> _What the task asks_:
Locate each line holding the string "Panel" and copy it.

Collected data

------------------------------------------------

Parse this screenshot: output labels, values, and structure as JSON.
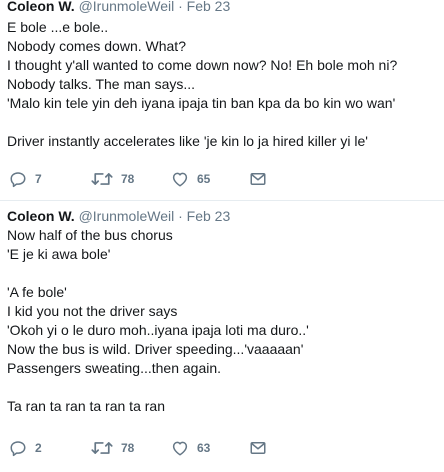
{
  "tweets": [
    {
      "author_name": "Coleon W.",
      "handle": "@IrunmoleWeil",
      "separator": "·",
      "date": "Feb 23",
      "lines": [
        "E bole ...e bole..",
        "Nobody comes down. What?",
        "I thought y'all wanted to come down now? No! Eh bole moh ni?",
        "Nobody talks. The man says...",
        "'Malo kin tele yin deh iyana ipaja tin ban kpa da bo kin wo wan'",
        "",
        "Driver instantly accelerates like 'je kin lo ja hired killer yi le'"
      ],
      "replies": "7",
      "retweets": "78",
      "likes": "65"
    },
    {
      "author_name": "Coleon W.",
      "handle": "@IrunmoleWeil",
      "separator": "·",
      "date": "Feb 23",
      "lines": [
        "Now half of the bus chorus",
        "'E je ki awa bole'",
        "",
        "'A fe bole'",
        "I kid you not the driver says",
        "'Okoh yi o le duro moh..iyana ipaja loti ma duro..'",
        "Now the bus is wild. Driver speeding...'vaaaaan'",
        "Passengers sweating...then again.",
        "",
        "Ta ran ta ran ta ran ta ran"
      ],
      "replies": "2",
      "retweets": "78",
      "likes": "63"
    }
  ],
  "icons": {
    "reply": "reply-icon",
    "retweet": "retweet-icon",
    "like": "heart-icon",
    "message": "envelope-icon"
  },
  "colors": {
    "text": "#14171a",
    "muted": "#657786",
    "divider": "#e6ecf0"
  }
}
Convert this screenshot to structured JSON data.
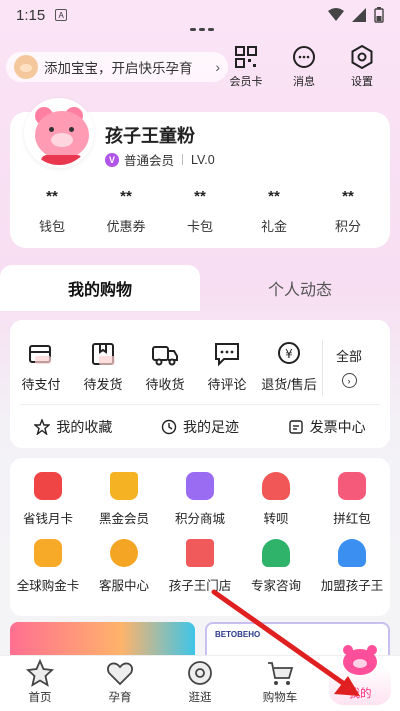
{
  "status_bar": {
    "time": "1:15",
    "a_icon": "A"
  },
  "header": {
    "baby_prompt": "添加宝宝，开启快乐孕育",
    "icons": [
      {
        "name": "member-card",
        "label": "会员卡"
      },
      {
        "name": "messages",
        "label": "消息"
      },
      {
        "name": "settings",
        "label": "设置"
      }
    ]
  },
  "profile": {
    "name": "孩子王童粉",
    "member_badge": "V",
    "member_type": "普通会员",
    "level": "LV.0",
    "stats": [
      {
        "value": "**",
        "label": "钱包"
      },
      {
        "value": "**",
        "label": "优惠券"
      },
      {
        "value": "**",
        "label": "卡包"
      },
      {
        "value": "**",
        "label": "礼金"
      },
      {
        "value": "**",
        "label": "积分"
      }
    ]
  },
  "tabs": {
    "active": "我的购物",
    "inactive": "个人动态"
  },
  "orders": {
    "items": [
      "待支付",
      "待发货",
      "待收货",
      "待评论",
      "退货/售后"
    ],
    "all_label": "全部",
    "quick": [
      "我的收藏",
      "我的足迹",
      "发票中心"
    ]
  },
  "services": [
    {
      "label": "省钱月卡",
      "color": "#f04545"
    },
    {
      "label": "黑金会员",
      "color": "#f5b324"
    },
    {
      "label": "积分商城",
      "color": "#9a6cf2"
    },
    {
      "label": "转呗",
      "color": "#f25757"
    },
    {
      "label": "拼红包",
      "color": "#f55a7a"
    },
    {
      "label": "全球购金卡",
      "color": "#f7a928"
    },
    {
      "label": "客服中心",
      "color": "#f5a524"
    },
    {
      "label": "孩子王门店",
      "color": "#f05a5a"
    },
    {
      "label": "专家咨询",
      "color": "#2fb36b"
    },
    {
      "label": "加盟孩子王",
      "color": "#3a8ff0"
    }
  ],
  "banners": {
    "right_brand": "BETOBEHO"
  },
  "bottom_nav": {
    "items": [
      {
        "label": "首页"
      },
      {
        "label": "孕育"
      },
      {
        "label": "逛逛"
      },
      {
        "label": "购物车"
      },
      {
        "label": "我的"
      }
    ],
    "active_color": "#ff2f7d"
  }
}
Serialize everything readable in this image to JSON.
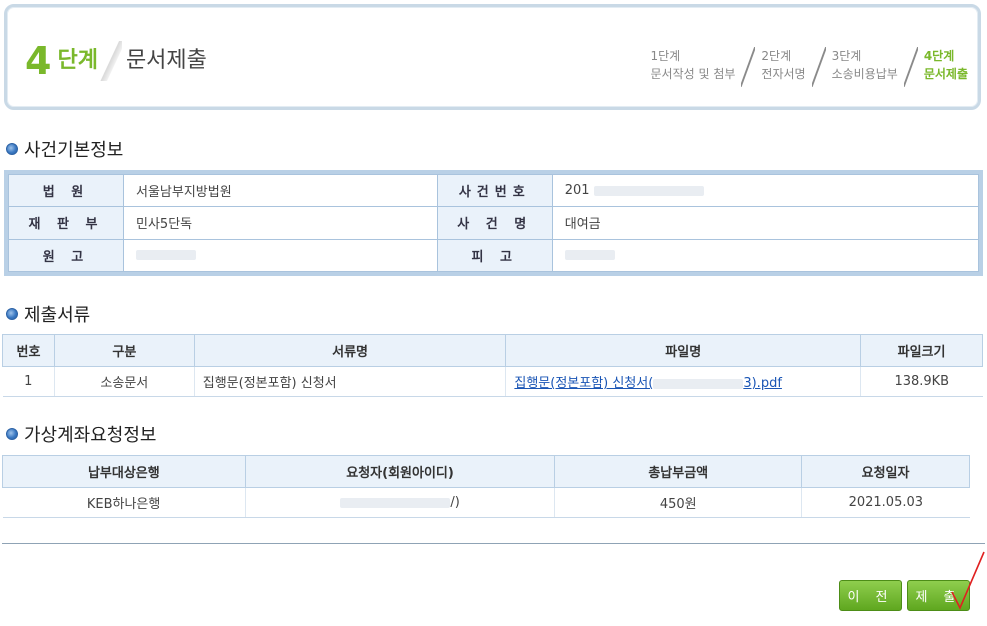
{
  "header": {
    "step_number": "4",
    "step_word": "단계",
    "step_name": "문서제출",
    "steps": [
      {
        "line1": "1단계",
        "line2": "문서작성 및 첨부",
        "active": false
      },
      {
        "line1": "2단계",
        "line2": "전자서명",
        "active": false
      },
      {
        "line1": "3단계",
        "line2": "소송비용납부",
        "active": false
      },
      {
        "line1": "4단계",
        "line2": "문서제출",
        "active": true
      }
    ]
  },
  "case_info": {
    "section_title": "사건기본정보",
    "court_label": "법 원",
    "court_value": "서울남부지방법원",
    "case_no_label": "사건번호",
    "case_no_value": "201",
    "division_label": "재 판 부",
    "division_value": "민사5단독",
    "case_name_label": "사 건 명",
    "case_name_value": "대여금",
    "plaintiff_label": "원 고",
    "defendant_label": "피 고"
  },
  "documents": {
    "section_title": "제출서류",
    "headers": [
      "번호",
      "구분",
      "서류명",
      "파일명",
      "파일크기"
    ],
    "rows": [
      {
        "no": "1",
        "type": "소송문서",
        "doc_name": "집행문(정본포함) 신청서",
        "file_prefix": "집행문(정본포함) 신청서(",
        "file_suffix": "3).pdf",
        "size": "138.9KB"
      }
    ]
  },
  "virtual_account": {
    "section_title": "가상계좌요청정보",
    "headers": [
      "납부대상은행",
      "요청자(회원아이디)",
      "총납부금액",
      "요청일자"
    ],
    "rows": [
      {
        "bank": "KEB하나은행",
        "requester_suffix": "/)",
        "amount": "450원",
        "date": "2021.05.03"
      }
    ]
  },
  "buttons": {
    "prev": "이 전",
    "submit": "제 출"
  },
  "colors": {
    "accent_green": "#7ab82b",
    "button_green": "#5fa71f",
    "link_blue": "#1a55b5",
    "header_blue": "#eaf2fa"
  }
}
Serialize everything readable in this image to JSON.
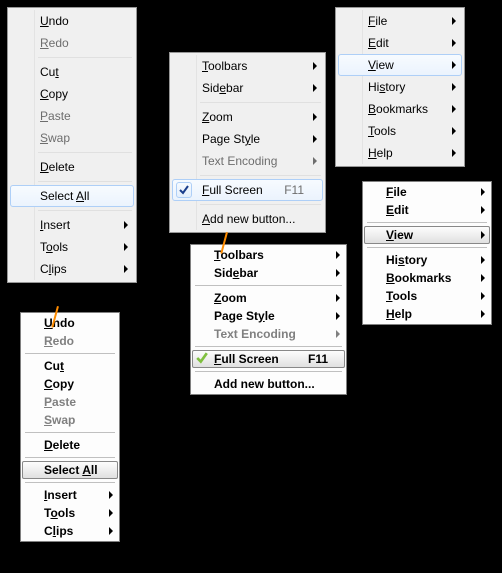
{
  "edit_menu": {
    "undo": {
      "pre": "",
      "u": "U",
      "post": "ndo"
    },
    "redo": {
      "pre": "",
      "u": "R",
      "post": "edo"
    },
    "cut": {
      "pre": "Cu",
      "u": "t",
      "post": ""
    },
    "copy": {
      "pre": "",
      "u": "C",
      "post": "opy"
    },
    "paste": {
      "pre": "",
      "u": "P",
      "post": "aste"
    },
    "swap": {
      "pre": "",
      "u": "S",
      "post": "wap"
    },
    "delete": {
      "pre": "",
      "u": "D",
      "post": "elete"
    },
    "select_all": {
      "pre": "Select ",
      "u": "A",
      "post": "ll"
    },
    "insert": {
      "pre": "",
      "u": "I",
      "post": "nsert"
    },
    "tools": {
      "pre": "T",
      "u": "o",
      "post": "ols"
    },
    "clips": {
      "pre": "C",
      "u": "l",
      "post": "ips"
    }
  },
  "view_menu": {
    "toolbars": {
      "pre": "",
      "u": "T",
      "post": "oolbars"
    },
    "sidebar": {
      "pre": "Sid",
      "u": "e",
      "post": "bar"
    },
    "zoom": {
      "pre": "",
      "u": "Z",
      "post": "oom"
    },
    "page_style": {
      "pre": "Page St",
      "u": "y",
      "post": "le"
    },
    "text_encoding": {
      "pre": "Text Encoding",
      "u": "",
      "post": ""
    },
    "full_screen": {
      "pre": "",
      "u": "F",
      "post": "ull Screen",
      "accel": "F11"
    },
    "add_new": {
      "pre": "",
      "u": "A",
      "post": "dd new button..."
    }
  },
  "top_menu": {
    "file": {
      "pre": "",
      "u": "F",
      "post": "ile"
    },
    "edit": {
      "pre": "",
      "u": "E",
      "post": "dit"
    },
    "view": {
      "pre": "",
      "u": "V",
      "post": "iew"
    },
    "history": {
      "pre": "Hi",
      "u": "s",
      "post": "tory"
    },
    "bookmarks": {
      "pre": "",
      "u": "B",
      "post": "ookmarks"
    },
    "tools": {
      "pre": "",
      "u": "T",
      "post": "ools"
    },
    "help": {
      "pre": "",
      "u": "H",
      "post": "elp"
    }
  }
}
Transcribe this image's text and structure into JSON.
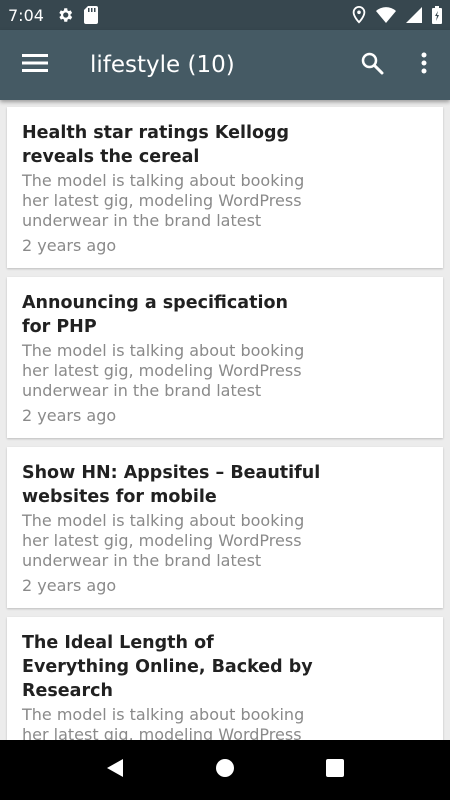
{
  "status_bar": {
    "time": "7:04",
    "left_icons": [
      "gear-icon",
      "sd-card-icon"
    ],
    "right_icons": [
      "location-icon",
      "wifi-icon",
      "cellular-icon",
      "battery-icon"
    ]
  },
  "app_bar": {
    "title": "lifestyle (10)",
    "menu_icon": "hamburger-menu-icon",
    "actions": [
      "search-icon",
      "more-vert-icon"
    ],
    "colors": {
      "app_bar": "#455a64",
      "status_bar": "#37474f"
    }
  },
  "articles": [
    {
      "title": "Health star ratings Kellogg reveals the cereal",
      "summary": "The model is talking about booking her latest gig, modeling WordPress underwear in the brand latest",
      "time": "2 years ago"
    },
    {
      "title": "Announcing a specification for PHP",
      "summary": "The model is talking about booking her latest gig, modeling WordPress underwear in the brand latest",
      "time": "2 years ago"
    },
    {
      "title": "Show HN: Appsites – Beautiful websites for mobile",
      "summary": "The model is talking about booking her latest gig, modeling WordPress underwear in the brand latest",
      "time": "2 years ago"
    },
    {
      "title": "The Ideal Length of Everything Online, Backed by Research",
      "summary": "The model is talking about booking her latest gig, modeling WordPress underwear in the brand latest",
      "time": ""
    }
  ],
  "nav_bar": {
    "buttons": [
      "back-icon",
      "home-icon",
      "recents-icon"
    ]
  }
}
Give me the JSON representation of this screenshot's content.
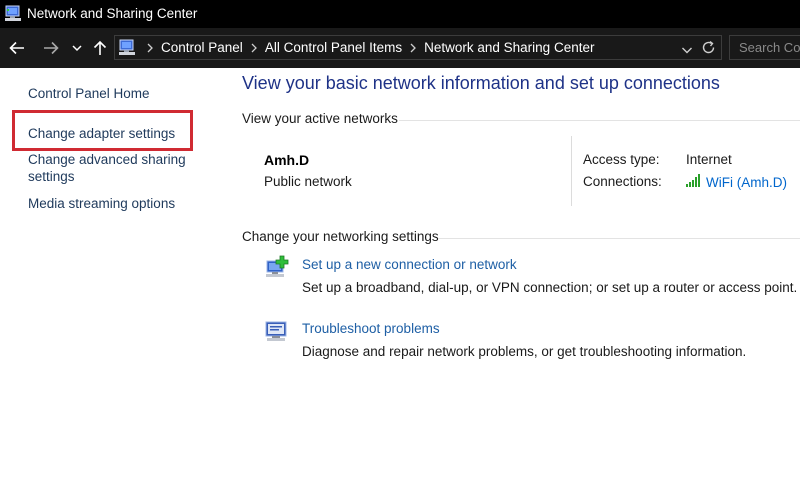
{
  "window": {
    "title": "Network and Sharing Center"
  },
  "address": {
    "breadcrumbs": [
      "Control Panel",
      "All Control Panel Items",
      "Network and Sharing Center"
    ],
    "search_placeholder": "Search Co"
  },
  "sidebar": {
    "items": [
      {
        "label": "Control Panel Home"
      },
      {
        "label": "Change adapter settings",
        "highlighted": true
      },
      {
        "label_line1": "Change advanced sharing",
        "label_line2": "settings"
      },
      {
        "label": "Media streaming options"
      }
    ],
    "highlight_color": "#d02a32"
  },
  "main": {
    "title": "View your basic network information and set up connections",
    "active_networks": {
      "heading": "View your active networks",
      "network_name": "Amh.D",
      "network_category": "Public network",
      "access_type_label": "Access type:",
      "access_type_value": "Internet",
      "connections_label": "Connections:",
      "connection_name": "WiFi (Amh.D)"
    },
    "change_settings": {
      "heading": "Change your networking settings",
      "tasks": [
        {
          "icon": "new-connection-icon",
          "link": "Set up a new connection or network",
          "description": "Set up a broadband, dial-up, or VPN connection; or set up a router or access point."
        },
        {
          "icon": "troubleshoot-icon",
          "link": "Troubleshoot problems",
          "description": "Diagnose and repair network problems, or get troubleshooting information."
        }
      ]
    }
  },
  "colors": {
    "title_bar": "#000000",
    "address_bar": "#191919",
    "link": "#1e395b",
    "heading": "#1e3287",
    "wifi": "#2aa02a"
  }
}
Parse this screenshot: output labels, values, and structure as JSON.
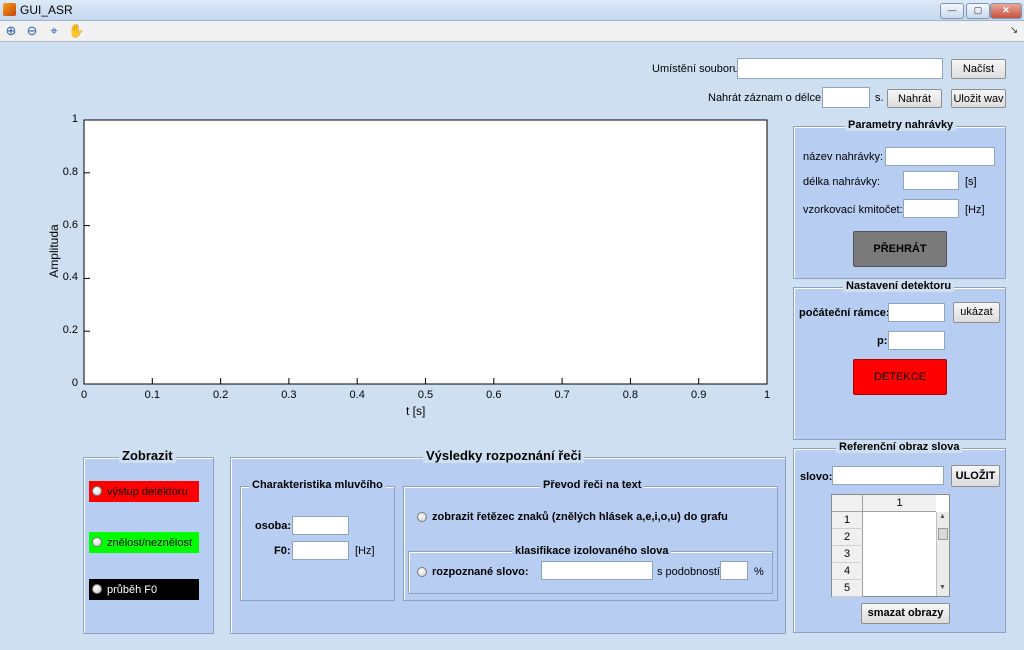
{
  "window": {
    "title": "GUI_ASR",
    "min": "—",
    "max": "▢",
    "close": "✕"
  },
  "toolbar": {
    "zoom_in": "⊕",
    "zoom_out": "⊖",
    "data_cursor": "⌖",
    "pan": "✋",
    "dock": "↘"
  },
  "file": {
    "location_label": "Umístění souboru:",
    "location_value": "",
    "load_button": "Načíst",
    "record_label": "Nahrát záznam o délce",
    "record_value": "",
    "record_unit": "s.",
    "record_button": "Nahrát",
    "save_wav_button": "Uložit wav"
  },
  "chart_data": {
    "type": "line",
    "title": "",
    "xlabel": "t [s]",
    "ylabel": "Amplituda",
    "xlim": [
      0,
      1
    ],
    "ylim": [
      0,
      1
    ],
    "xticks": [
      "0",
      "0.1",
      "0.2",
      "0.3",
      "0.4",
      "0.5",
      "0.6",
      "0.7",
      "0.8",
      "0.9",
      "1"
    ],
    "yticks": [
      "0",
      "0.2",
      "0.4",
      "0.6",
      "0.8",
      "1"
    ],
    "series": []
  },
  "params": {
    "title": "Parametry nahrávky",
    "name_label": "název nahrávky:",
    "name_value": "",
    "length_label": "délka nahrávky:",
    "length_value": "",
    "length_unit": "[s]",
    "fs_label": "vzorkovací kmitočet:",
    "fs_value": "",
    "fs_unit": "[Hz]",
    "play_button": "PŘEHRÁT"
  },
  "detector": {
    "title": "Nastavení detektoru",
    "frames_label": "počáteční rámce:",
    "frames_value": "",
    "show_button": "ukázat",
    "p_label": "p:",
    "p_value": "",
    "detect_button": "DETEKCE"
  },
  "reference": {
    "title": "Referenční obraz slova",
    "word_label": "slovo:",
    "word_value": "",
    "save_button": "ULOŽIT",
    "table_header": "1",
    "row_numbers": [
      "1",
      "2",
      "3",
      "4",
      "5"
    ],
    "delete_button": "smazat obrazy"
  },
  "display": {
    "title": "Zobrazit",
    "options": [
      {
        "label": "výstup detektoru",
        "color": "#ff0000"
      },
      {
        "label": "znělost/neznělost",
        "color": "#00ff00"
      },
      {
        "label": "průběh F0",
        "color": "#000000"
      }
    ]
  },
  "results": {
    "title": "Výsledky rozpoznání řeči",
    "speaker": {
      "title": "Charakteristika mluvčího",
      "person_label": "osoba:",
      "person_value": "",
      "f0_label": "F0:",
      "f0_value": "",
      "f0_unit": "[Hz]"
    },
    "conversion": {
      "title": "Převod řeči na text",
      "show_string_label": "zobrazit řetězec znaků  (znělých hlásek a,e,i,o,u) do grafu",
      "classification_title": "klasifikace izolovaného slova",
      "recognized_label": "rozpoznané slovo:",
      "recognized_value": "",
      "similarity_label": "s podobností",
      "similarity_value": "",
      "percent": "%"
    }
  }
}
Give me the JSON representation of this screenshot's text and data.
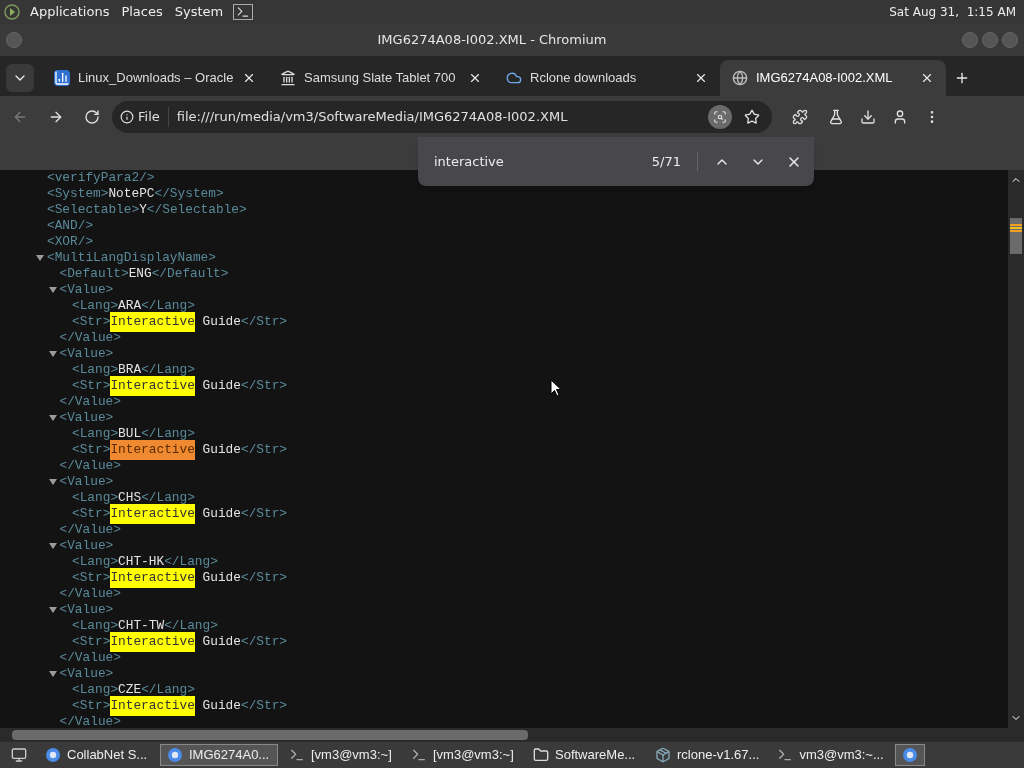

------------------------------------------------

> _Solution for this problem_:
      "Control Panel",
      "All Control Panel Items",
        "label": "Control Panel Home"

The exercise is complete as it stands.